» **WHAT IS REQUIRED**
Repeat every line of the material, character for character.

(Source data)
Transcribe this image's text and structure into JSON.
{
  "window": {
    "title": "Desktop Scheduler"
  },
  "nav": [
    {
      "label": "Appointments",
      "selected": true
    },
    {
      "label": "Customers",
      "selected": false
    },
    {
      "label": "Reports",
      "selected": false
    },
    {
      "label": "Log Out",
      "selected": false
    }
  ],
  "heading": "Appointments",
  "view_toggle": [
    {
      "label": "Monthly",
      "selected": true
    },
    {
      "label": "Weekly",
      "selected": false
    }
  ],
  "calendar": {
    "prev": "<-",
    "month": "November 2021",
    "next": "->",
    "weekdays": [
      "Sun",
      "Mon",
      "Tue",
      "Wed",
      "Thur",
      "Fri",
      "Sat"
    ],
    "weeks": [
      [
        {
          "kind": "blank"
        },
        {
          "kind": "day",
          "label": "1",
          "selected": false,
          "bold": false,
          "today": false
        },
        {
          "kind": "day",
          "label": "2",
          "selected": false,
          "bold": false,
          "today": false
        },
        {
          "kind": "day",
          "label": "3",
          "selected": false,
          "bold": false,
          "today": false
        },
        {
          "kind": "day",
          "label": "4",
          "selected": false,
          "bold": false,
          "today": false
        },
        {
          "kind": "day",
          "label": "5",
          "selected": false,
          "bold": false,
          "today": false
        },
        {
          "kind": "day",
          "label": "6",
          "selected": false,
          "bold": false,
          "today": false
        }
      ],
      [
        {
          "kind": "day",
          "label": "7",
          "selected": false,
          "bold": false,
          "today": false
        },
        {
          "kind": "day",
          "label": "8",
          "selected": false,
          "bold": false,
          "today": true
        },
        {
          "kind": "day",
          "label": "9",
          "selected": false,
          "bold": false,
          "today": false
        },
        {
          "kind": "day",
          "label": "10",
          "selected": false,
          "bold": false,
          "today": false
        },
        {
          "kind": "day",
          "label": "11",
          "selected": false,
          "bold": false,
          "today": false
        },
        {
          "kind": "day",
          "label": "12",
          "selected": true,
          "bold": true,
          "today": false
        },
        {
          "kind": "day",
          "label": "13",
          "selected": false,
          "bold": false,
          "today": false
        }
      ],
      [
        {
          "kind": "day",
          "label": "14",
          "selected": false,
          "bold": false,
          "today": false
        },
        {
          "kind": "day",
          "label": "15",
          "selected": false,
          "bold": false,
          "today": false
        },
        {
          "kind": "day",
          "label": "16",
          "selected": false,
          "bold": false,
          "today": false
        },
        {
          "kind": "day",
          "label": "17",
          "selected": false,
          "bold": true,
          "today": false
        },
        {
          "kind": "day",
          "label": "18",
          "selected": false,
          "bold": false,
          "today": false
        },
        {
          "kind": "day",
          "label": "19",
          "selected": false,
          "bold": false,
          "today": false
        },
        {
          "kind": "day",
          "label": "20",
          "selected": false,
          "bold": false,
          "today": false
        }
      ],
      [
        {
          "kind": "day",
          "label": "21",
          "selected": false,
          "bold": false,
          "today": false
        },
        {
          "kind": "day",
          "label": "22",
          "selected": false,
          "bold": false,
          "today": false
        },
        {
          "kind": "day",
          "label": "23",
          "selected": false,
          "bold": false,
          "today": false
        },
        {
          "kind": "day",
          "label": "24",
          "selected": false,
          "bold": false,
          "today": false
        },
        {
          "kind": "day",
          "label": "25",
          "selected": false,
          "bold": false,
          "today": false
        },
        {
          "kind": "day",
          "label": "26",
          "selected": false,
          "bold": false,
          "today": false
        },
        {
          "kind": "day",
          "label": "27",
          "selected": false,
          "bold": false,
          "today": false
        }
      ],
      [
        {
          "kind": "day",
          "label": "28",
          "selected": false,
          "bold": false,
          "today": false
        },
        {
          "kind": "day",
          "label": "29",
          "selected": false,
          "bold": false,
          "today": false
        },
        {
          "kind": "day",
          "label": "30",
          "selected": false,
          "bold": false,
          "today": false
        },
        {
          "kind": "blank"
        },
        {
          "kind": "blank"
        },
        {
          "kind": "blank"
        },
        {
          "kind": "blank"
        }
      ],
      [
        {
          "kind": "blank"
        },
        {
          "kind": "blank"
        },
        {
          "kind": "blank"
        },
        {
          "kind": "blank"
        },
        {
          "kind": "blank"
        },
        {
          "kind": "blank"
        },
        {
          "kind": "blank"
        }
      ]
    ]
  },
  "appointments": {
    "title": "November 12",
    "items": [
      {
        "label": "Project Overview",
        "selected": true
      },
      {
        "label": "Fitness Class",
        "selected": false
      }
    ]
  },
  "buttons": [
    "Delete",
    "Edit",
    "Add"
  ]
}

» **ANSWER TO THE TASK**
Transcribe this image's text and structure into JSON.
{
  "window": {
    "title": "Desktop Scheduler"
  },
  "nav": [
    {
      "label": "Appointments",
      "selected": true
    },
    {
      "label": "Customers",
      "selected": false
    },
    {
      "label": "Reports",
      "selected": false
    },
    {
      "label": "Log Out",
      "selected": false
    }
  ],
  "heading": "Appointments",
  "view_toggle": [
    {
      "label": "Monthly",
      "selected": true
    },
    {
      "label": "Weekly",
      "selected": false
    }
  ],
  "calendar": {
    "prev": "<-",
    "month": "November 2021",
    "next": "->",
    "weekdays": [
      "Sun",
      "Mon",
      "Tue",
      "Wed",
      "Thur",
      "Fri",
      "Sat"
    ],
    "weeks": [
      [
        {
          "kind": "blank"
        },
        {
          "kind": "day",
          "label": "1",
          "selected": false,
          "bold": false,
          "today": false
        },
        {
          "kind": "day",
          "label": "2",
          "selected": false,
          "bold": false,
          "today": false
        },
        {
          "kind": "day",
          "label": "3",
          "selected": false,
          "bold": false,
          "today": false
        },
        {
          "kind": "day",
          "label": "4",
          "selected": false,
          "bold": false,
          "today": false
        },
        {
          "kind": "day",
          "label": "5",
          "selected": false,
          "bold": false,
          "today": false
        },
        {
          "kind": "day",
          "label": "6",
          "selected": false,
          "bold": false,
          "today": false
        }
      ],
      [
        {
          "kind": "day",
          "label": "7",
          "selected": false,
          "bold": false,
          "today": false
        },
        {
          "kind": "day",
          "label": "8",
          "selected": false,
          "bold": false,
          "today": true
        },
        {
          "kind": "day",
          "label": "9",
          "selected": false,
          "bold": false,
          "today": false
        },
        {
          "kind": "day",
          "label": "10",
          "selected": false,
          "bold": false,
          "today": false
        },
        {
          "kind": "day",
          "label": "11",
          "selected": false,
          "bold": false,
          "today": false
        },
        {
          "kind": "day",
          "label": "12",
          "selected": true,
          "bold": true,
          "today": false
        },
        {
          "kind": "day",
          "label": "13",
          "selected": false,
          "bold": false,
          "today": false
        }
      ],
      [
        {
          "kind": "day",
          "label": "14",
          "selected": false,
          "bold": false,
          "today": false
        },
        {
          "kind": "day",
          "label": "15",
          "selected": false,
          "bold": false,
          "today": false
        },
        {
          "kind": "day",
          "label": "16",
          "selected": false,
          "bold": false,
          "today": false
        },
        {
          "kind": "day",
          "label": "17",
          "selected": false,
          "bold": true,
          "today": false
        },
        {
          "kind": "day",
          "label": "18",
          "selected": false,
          "bold": false,
          "today": false
        },
        {
          "kind": "day",
          "label": "19",
          "selected": false,
          "bold": false,
          "today": false
        },
        {
          "kind": "day",
          "label": "20",
          "selected": false,
          "bold": false,
          "today": false
        }
      ],
      [
        {
          "kind": "day",
          "label": "21",
          "selected": false,
          "bold": false,
          "today": false
        },
        {
          "kind": "day",
          "label": "22",
          "selected": false,
          "bold": false,
          "today": false
        },
        {
          "kind": "day",
          "label": "23",
          "selected": false,
          "bold": false,
          "today": false
        },
        {
          "kind": "day",
          "label": "24",
          "selected": false,
          "bold": false,
          "today": false
        },
        {
          "kind": "day",
          "label": "25",
          "selected": false,
          "bold": false,
          "today": false
        },
        {
          "kind": "day",
          "label": "26",
          "selected": false,
          "bold": false,
          "today": false
        },
        {
          "kind": "day",
          "label": "27",
          "selected": false,
          "bold": false,
          "today": false
        }
      ],
      [
        {
          "kind": "day",
          "label": "28",
          "selected": false,
          "bold": false,
          "today": false
        },
        {
          "kind": "day",
          "label": "29",
          "selected": false,
          "bold": false,
          "today": false
        },
        {
          "kind": "day",
          "label": "30",
          "selected": false,
          "bold": false,
          "today": false
        },
        {
          "kind": "blank"
        },
        {
          "kind": "blank"
        },
        {
          "kind": "blank"
        },
        {
          "kind": "blank"
        }
      ],
      [
        {
          "kind": "blank"
        },
        {
          "kind": "blank"
        },
        {
          "kind": "blank"
        },
        {
          "kind": "blank"
        },
        {
          "kind": "blank"
        },
        {
          "kind": "blank"
        },
        {
          "kind": "blank"
        }
      ]
    ]
  },
  "appointments": {
    "title": "November 12",
    "items": [
      {
        "label": "Project Overview",
        "selected": true
      },
      {
        "label": "Fitness Class",
        "selected": false
      }
    ]
  },
  "buttons": [
    "Delete",
    "Edit",
    "Add"
  ]
}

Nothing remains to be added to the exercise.